* start MATERIAL PROVIDED *

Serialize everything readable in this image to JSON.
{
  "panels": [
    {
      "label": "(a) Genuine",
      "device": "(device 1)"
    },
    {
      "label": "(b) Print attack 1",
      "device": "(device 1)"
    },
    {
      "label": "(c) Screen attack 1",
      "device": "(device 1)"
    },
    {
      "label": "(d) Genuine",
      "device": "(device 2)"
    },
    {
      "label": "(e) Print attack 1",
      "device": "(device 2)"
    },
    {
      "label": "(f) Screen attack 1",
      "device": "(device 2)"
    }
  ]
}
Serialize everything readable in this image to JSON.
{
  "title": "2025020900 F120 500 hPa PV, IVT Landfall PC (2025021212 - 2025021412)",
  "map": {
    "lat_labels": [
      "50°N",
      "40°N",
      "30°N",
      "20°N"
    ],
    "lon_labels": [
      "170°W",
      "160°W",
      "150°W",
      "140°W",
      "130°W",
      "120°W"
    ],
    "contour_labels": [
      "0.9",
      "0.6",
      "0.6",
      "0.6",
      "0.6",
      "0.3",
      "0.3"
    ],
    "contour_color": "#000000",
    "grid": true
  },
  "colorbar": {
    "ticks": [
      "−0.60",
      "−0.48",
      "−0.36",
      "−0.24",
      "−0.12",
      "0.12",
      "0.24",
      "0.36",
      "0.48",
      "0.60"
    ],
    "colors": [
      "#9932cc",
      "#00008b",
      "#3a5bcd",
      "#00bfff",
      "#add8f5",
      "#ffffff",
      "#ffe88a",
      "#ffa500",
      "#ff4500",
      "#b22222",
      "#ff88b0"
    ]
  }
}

* end MATERIAL PROVIDED *

> [SET TASK]
Output the listing above exactly as it appears.

> [RIGHT ANSWER]
Serialize everything readable in this image to JSON.
{
  "panels": [
    {
      "label": "(a) Genuine",
      "device": "(device 1)"
    },
    {
      "label": "(b) Print attack 1",
      "device": "(device 1)"
    },
    {
      "label": "(c) Screen attack 1",
      "device": "(device 1)"
    },
    {
      "label": "(d) Genuine",
      "device": "(device 2)"
    },
    {
      "label": "(e) Print attack 1",
      "device": "(device 2)"
    },
    {
      "label": "(f) Screen attack 1",
      "device": "(device 2)"
    }
  ]
}
Serialize everything readable in this image to JSON.
{
  "title": "2025020900 F120 500 hPa PV, IVT Landfall PC (2025021212 - 2025021412)",
  "map": {
    "lat_labels": [
      "50°N",
      "40°N",
      "30°N",
      "20°N"
    ],
    "lon_labels": [
      "170°W",
      "160°W",
      "150°W",
      "140°W",
      "130°W",
      "120°W"
    ],
    "contour_labels": [
      "0.9",
      "0.6",
      "0.6",
      "0.6",
      "0.6",
      "0.3",
      "0.3"
    ],
    "contour_color": "#000000",
    "grid": true
  },
  "colorbar": {
    "ticks": [
      "−0.60",
      "−0.48",
      "−0.36",
      "−0.24",
      "−0.12",
      "0.12",
      "0.24",
      "0.36",
      "0.48",
      "0.60"
    ],
    "colors": [
      "#9932cc",
      "#00008b",
      "#3a5bcd",
      "#00bfff",
      "#add8f5",
      "#ffffff",
      "#ffe88a",
      "#ffa500",
      "#ff4500",
      "#b22222",
      "#ff88b0"
    ]
  }
}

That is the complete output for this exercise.